▸ **Written exercise**: How many of the lines contain the string "данным"? Give the number, with no other words.

## begin Records provided

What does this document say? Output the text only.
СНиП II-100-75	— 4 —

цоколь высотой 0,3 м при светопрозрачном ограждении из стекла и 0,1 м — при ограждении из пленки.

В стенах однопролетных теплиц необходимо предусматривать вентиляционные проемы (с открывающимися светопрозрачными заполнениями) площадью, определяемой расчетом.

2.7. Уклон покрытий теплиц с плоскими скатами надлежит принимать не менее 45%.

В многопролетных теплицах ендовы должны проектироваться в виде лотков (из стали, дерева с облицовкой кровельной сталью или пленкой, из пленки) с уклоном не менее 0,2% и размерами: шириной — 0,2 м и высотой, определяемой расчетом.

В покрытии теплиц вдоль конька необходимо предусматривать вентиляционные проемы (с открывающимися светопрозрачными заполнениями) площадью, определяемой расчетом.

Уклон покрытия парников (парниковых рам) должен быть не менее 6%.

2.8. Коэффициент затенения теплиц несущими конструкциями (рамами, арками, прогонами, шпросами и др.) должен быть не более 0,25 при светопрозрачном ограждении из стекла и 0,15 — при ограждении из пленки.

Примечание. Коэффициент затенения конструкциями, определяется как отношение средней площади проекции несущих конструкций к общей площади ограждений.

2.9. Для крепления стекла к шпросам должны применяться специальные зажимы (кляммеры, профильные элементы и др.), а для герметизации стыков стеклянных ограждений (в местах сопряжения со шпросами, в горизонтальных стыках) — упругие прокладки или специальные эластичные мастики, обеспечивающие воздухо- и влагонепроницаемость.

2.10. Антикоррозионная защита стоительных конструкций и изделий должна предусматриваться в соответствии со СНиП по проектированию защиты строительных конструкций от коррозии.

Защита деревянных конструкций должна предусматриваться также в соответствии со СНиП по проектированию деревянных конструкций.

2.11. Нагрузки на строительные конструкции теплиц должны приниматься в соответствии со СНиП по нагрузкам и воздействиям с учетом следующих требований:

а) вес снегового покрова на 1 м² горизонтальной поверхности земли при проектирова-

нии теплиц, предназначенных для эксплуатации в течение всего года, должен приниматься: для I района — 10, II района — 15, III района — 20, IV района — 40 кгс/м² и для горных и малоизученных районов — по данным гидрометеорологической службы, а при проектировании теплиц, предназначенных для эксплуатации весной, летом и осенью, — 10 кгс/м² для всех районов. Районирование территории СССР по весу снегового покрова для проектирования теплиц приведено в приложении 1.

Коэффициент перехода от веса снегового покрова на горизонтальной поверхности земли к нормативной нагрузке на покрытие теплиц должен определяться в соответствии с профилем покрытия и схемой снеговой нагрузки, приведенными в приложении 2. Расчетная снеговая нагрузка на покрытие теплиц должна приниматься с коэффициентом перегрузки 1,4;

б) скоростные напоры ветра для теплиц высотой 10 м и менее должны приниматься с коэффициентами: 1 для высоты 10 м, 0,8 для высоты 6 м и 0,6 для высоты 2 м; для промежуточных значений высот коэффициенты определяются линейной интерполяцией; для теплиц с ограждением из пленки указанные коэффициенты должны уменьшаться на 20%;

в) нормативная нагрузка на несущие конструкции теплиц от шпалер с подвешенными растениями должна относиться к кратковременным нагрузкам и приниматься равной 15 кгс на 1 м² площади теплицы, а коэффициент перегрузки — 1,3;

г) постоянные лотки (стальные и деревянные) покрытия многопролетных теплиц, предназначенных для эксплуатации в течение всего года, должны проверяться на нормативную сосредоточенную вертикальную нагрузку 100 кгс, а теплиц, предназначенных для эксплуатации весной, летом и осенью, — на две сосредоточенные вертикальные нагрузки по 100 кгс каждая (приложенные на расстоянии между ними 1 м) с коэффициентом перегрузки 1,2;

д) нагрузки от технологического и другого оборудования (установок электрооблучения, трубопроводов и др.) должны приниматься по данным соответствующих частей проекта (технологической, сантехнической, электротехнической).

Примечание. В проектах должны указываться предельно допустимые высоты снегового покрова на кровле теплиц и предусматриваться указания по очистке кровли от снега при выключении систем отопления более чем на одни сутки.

## end Records provided

▸ **Finished answer**: 2